Voci di disposizione spaziale:

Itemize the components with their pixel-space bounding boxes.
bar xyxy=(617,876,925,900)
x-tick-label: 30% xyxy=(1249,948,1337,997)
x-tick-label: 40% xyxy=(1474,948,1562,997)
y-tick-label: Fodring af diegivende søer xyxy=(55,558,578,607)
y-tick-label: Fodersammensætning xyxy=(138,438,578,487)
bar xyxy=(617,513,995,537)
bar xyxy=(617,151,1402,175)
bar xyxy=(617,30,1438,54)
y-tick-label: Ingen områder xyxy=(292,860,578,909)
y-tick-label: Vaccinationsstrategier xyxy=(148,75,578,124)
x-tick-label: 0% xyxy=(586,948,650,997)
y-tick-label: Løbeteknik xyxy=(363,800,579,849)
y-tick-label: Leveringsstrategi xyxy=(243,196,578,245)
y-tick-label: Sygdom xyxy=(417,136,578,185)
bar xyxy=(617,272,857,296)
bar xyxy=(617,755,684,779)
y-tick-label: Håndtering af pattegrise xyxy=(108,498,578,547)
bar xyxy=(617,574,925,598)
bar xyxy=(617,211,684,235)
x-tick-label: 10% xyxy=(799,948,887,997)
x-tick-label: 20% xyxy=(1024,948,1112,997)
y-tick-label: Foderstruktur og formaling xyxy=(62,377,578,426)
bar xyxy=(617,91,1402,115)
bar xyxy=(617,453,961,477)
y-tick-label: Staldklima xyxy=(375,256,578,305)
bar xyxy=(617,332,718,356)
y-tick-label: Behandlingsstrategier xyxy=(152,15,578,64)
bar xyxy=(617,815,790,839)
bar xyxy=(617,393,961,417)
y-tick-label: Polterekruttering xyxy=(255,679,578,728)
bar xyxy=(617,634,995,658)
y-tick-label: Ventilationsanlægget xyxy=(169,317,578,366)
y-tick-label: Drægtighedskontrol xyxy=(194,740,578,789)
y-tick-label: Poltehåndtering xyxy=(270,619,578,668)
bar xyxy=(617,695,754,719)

**ISTRUZIONI DEL COMPITO**
Modifica, per favore, i record qui sopra: riscrivili sostituendo ogni "bar" con "rect" e lasciando tutto il resto invariato.

**RISPOSTA AL COMPITO**
Itemize the components with their pixel-space bounding boxes.
rect xyxy=(617,876,925,900)
x-tick-label: 30% xyxy=(1249,948,1337,997)
x-tick-label: 40% xyxy=(1474,948,1562,997)
y-tick-label: Fodring af diegivende søer xyxy=(55,558,578,607)
y-tick-label: Fodersammensætning xyxy=(138,438,578,487)
rect xyxy=(617,513,995,537)
rect xyxy=(617,151,1402,175)
rect xyxy=(617,30,1438,54)
y-tick-label: Ingen områder xyxy=(292,860,578,909)
y-tick-label: Vaccinationsstrategier xyxy=(148,75,578,124)
x-tick-label: 0% xyxy=(586,948,650,997)
y-tick-label: Løbeteknik xyxy=(363,800,579,849)
y-tick-label: Leveringsstrategi xyxy=(243,196,578,245)
y-tick-label: Sygdom xyxy=(417,136,578,185)
rect xyxy=(617,272,857,296)
rect xyxy=(617,755,684,779)
y-tick-label: Håndtering af pattegrise xyxy=(108,498,578,547)
rect xyxy=(617,574,925,598)
rect xyxy=(617,211,684,235)
x-tick-label: 10% xyxy=(799,948,887,997)
x-tick-label: 20% xyxy=(1024,948,1112,997)
y-tick-label: Foderstruktur og formaling xyxy=(62,377,578,426)
rect xyxy=(617,91,1402,115)
rect xyxy=(617,453,961,477)
y-tick-label: Staldklima xyxy=(375,256,578,305)
rect xyxy=(617,332,718,356)
y-tick-label: Behandlingsstrategier xyxy=(152,15,578,64)
rect xyxy=(617,815,790,839)
rect xyxy=(617,393,961,417)
y-tick-label: Polterekruttering xyxy=(255,679,578,728)
rect xyxy=(617,634,995,658)
y-tick-label: Ventilationsanlægget xyxy=(169,317,578,366)
y-tick-label: Drægtighedskontrol xyxy=(194,740,578,789)
y-tick-label: Poltehåndtering xyxy=(270,619,578,668)
rect xyxy=(617,695,754,719)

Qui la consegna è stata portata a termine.